» **Prompt**
Select every line containing the word "config" from the material, and copy those lines.

» **Material to process**
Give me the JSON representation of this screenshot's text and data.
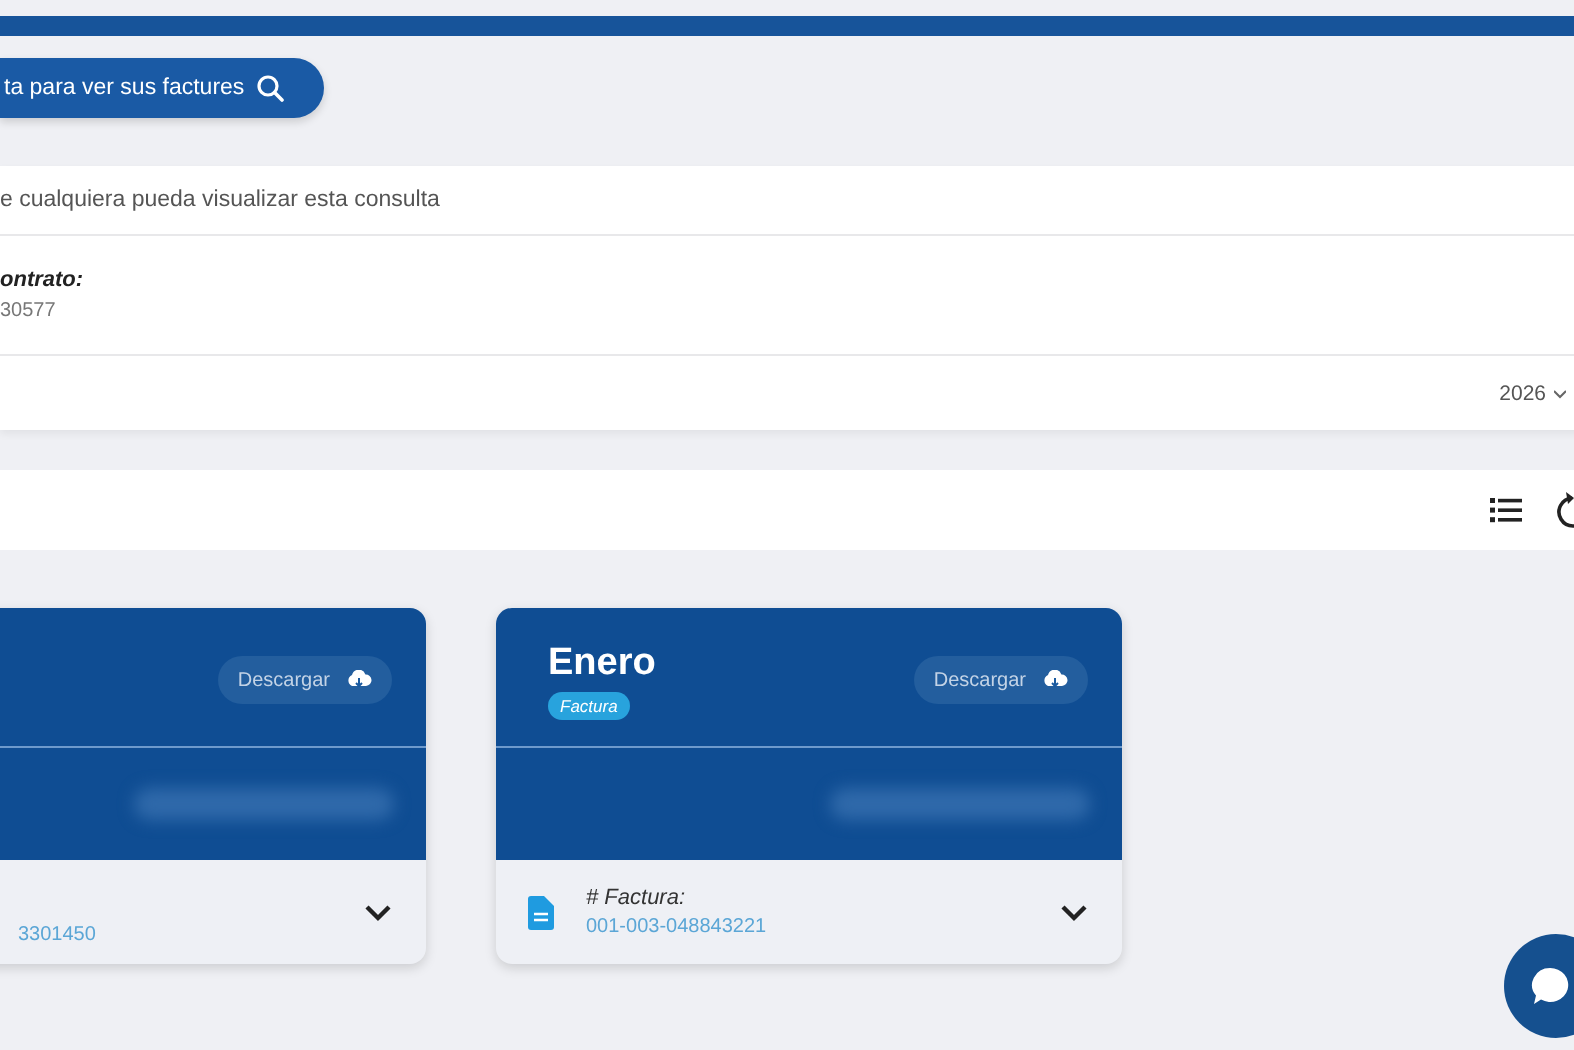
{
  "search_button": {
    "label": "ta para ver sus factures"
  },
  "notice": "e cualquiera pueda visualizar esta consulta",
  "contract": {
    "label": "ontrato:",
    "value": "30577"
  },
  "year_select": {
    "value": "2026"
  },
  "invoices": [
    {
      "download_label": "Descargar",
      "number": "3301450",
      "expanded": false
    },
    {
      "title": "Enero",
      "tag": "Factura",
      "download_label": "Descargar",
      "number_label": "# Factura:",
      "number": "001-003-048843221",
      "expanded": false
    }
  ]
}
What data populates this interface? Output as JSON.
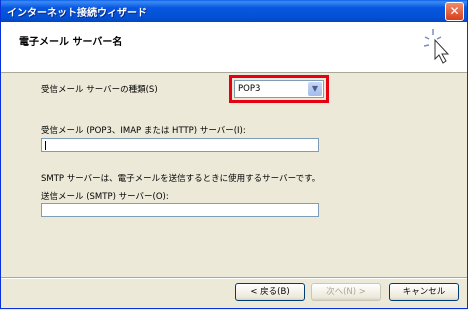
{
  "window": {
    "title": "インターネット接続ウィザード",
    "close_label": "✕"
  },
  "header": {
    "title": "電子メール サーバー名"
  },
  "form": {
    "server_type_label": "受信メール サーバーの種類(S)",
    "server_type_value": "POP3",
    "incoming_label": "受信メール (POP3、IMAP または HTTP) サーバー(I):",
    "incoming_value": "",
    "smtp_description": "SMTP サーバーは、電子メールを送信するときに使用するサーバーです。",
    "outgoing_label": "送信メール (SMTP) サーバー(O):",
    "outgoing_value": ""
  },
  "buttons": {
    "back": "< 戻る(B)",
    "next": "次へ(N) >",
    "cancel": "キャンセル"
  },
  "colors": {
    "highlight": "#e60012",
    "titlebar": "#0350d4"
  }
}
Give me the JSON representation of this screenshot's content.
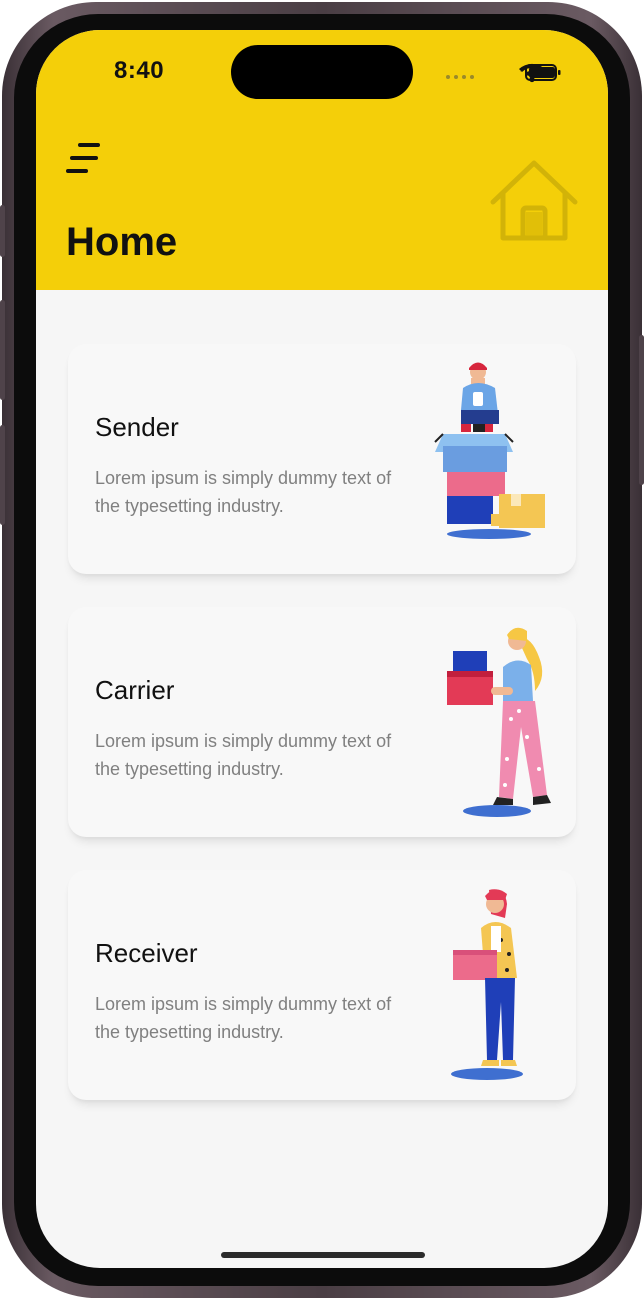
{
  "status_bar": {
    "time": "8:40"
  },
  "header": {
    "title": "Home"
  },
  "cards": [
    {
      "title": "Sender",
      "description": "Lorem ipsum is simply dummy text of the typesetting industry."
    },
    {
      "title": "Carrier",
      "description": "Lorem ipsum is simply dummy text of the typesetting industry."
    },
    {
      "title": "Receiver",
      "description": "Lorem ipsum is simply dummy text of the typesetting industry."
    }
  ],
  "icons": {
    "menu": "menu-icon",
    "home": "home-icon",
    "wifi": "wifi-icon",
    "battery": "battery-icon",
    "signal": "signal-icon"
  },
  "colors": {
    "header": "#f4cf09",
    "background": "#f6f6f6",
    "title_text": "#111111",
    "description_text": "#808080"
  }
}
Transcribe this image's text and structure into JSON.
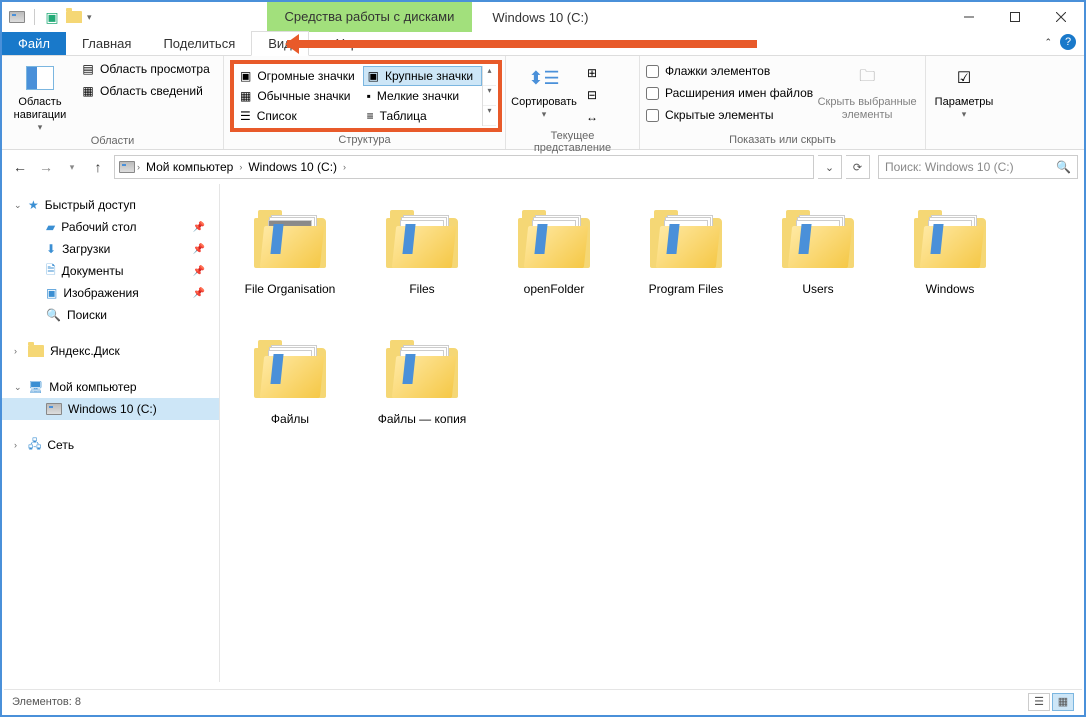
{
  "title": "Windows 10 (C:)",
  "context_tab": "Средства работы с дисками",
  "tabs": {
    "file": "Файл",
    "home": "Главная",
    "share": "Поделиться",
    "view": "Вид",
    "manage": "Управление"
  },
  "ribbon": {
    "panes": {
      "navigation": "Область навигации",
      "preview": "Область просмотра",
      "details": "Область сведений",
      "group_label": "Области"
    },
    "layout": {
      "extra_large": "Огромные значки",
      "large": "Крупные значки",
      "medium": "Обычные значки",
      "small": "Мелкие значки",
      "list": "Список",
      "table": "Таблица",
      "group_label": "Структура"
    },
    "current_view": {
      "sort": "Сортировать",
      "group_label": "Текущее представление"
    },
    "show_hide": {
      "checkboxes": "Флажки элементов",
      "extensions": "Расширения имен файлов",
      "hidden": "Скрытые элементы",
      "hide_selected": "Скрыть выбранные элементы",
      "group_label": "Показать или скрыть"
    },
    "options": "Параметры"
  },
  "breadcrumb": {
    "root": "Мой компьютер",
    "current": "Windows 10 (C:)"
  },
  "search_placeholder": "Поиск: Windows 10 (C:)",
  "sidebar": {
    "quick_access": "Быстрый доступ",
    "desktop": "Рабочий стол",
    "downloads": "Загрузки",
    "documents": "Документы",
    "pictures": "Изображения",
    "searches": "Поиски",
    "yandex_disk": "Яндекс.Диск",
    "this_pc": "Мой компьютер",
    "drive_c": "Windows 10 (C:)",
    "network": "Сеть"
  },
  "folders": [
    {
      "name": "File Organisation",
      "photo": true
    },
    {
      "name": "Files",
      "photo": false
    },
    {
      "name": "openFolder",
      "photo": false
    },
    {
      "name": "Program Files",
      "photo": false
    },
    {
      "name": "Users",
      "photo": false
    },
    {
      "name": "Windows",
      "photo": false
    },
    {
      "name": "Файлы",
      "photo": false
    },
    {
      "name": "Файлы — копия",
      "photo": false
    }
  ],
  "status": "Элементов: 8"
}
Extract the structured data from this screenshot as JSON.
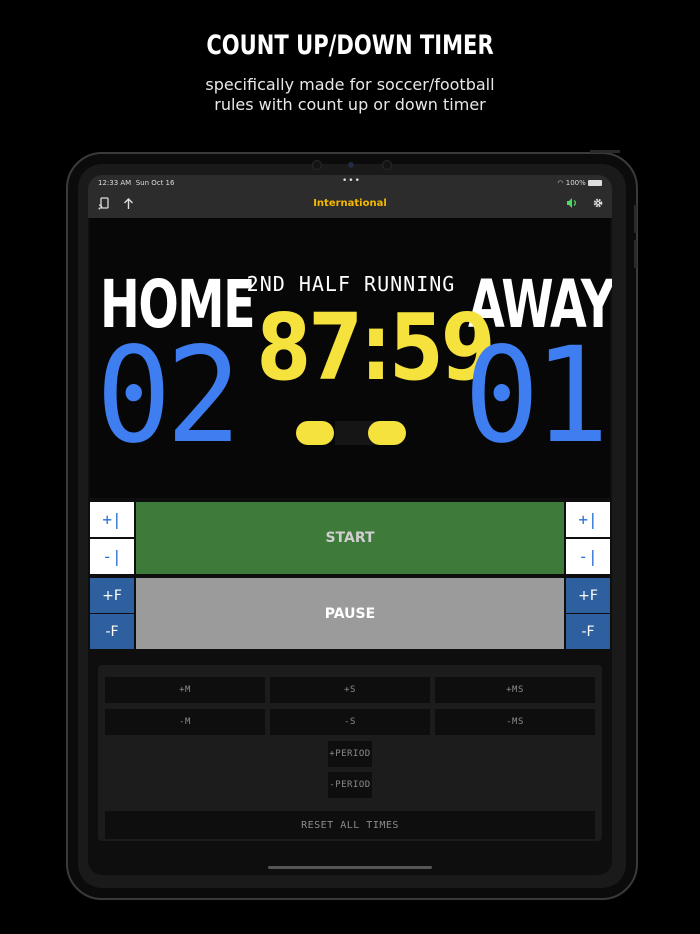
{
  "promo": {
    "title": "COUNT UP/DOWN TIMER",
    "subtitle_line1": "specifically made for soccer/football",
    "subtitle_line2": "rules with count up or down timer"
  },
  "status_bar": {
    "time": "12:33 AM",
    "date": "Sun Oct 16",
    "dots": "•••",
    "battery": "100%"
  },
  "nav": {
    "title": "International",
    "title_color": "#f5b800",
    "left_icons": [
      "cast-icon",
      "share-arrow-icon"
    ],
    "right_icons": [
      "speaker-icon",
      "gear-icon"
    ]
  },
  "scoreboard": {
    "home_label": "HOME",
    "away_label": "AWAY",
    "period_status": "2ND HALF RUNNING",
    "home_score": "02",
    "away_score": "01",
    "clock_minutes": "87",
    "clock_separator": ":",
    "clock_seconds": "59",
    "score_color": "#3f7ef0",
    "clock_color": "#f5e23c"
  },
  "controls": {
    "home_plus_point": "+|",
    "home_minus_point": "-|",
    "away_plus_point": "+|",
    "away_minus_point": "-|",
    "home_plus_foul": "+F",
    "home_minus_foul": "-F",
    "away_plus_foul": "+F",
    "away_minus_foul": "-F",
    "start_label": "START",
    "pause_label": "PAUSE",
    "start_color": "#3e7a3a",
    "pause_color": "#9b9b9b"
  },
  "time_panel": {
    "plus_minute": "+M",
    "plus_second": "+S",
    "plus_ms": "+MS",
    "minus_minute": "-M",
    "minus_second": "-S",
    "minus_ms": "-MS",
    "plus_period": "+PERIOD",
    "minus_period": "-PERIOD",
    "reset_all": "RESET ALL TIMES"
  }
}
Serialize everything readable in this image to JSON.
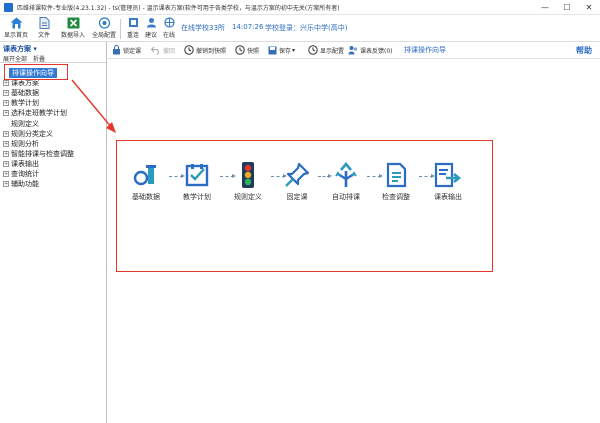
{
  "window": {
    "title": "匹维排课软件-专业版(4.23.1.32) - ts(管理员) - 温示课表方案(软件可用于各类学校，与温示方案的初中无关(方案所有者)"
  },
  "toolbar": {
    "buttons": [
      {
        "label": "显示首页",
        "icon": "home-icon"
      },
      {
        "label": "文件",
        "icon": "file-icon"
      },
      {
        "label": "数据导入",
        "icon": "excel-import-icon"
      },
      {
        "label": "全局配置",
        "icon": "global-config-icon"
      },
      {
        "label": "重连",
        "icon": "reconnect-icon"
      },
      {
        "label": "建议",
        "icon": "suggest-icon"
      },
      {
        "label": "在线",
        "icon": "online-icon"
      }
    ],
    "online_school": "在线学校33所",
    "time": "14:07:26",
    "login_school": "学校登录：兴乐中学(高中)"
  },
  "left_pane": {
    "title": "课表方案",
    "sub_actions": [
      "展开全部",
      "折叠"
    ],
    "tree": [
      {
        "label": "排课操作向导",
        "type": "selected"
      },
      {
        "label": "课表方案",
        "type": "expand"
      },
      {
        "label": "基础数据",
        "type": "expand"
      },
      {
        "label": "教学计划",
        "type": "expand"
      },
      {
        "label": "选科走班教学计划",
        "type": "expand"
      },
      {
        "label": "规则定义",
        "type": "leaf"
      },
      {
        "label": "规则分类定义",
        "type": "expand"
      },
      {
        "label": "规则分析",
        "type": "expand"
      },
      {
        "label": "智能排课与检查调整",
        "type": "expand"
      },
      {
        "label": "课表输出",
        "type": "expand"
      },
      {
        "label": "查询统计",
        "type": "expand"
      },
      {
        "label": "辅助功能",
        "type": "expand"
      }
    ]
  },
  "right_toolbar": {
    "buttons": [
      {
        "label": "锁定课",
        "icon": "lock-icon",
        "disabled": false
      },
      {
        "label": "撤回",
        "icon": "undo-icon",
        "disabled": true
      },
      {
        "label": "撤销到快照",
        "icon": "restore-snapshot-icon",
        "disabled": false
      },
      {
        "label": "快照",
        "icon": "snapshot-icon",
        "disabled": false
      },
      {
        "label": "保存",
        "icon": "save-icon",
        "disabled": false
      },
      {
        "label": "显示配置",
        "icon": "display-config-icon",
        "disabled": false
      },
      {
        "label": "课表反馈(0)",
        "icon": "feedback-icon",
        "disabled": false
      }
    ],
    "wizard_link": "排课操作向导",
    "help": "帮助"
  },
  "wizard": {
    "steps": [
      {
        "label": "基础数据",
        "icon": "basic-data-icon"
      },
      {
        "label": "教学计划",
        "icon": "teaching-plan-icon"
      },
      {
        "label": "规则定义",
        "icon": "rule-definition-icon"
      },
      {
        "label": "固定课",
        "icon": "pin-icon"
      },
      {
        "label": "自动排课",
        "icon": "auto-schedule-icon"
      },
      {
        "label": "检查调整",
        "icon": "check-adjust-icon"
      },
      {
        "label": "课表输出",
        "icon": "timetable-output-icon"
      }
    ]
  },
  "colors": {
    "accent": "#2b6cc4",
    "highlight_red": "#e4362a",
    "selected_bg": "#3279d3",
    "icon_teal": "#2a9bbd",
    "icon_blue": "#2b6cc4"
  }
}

» **Reply to the task**
        "icon": "global-config-icon"
        "icon": "display-config-icon",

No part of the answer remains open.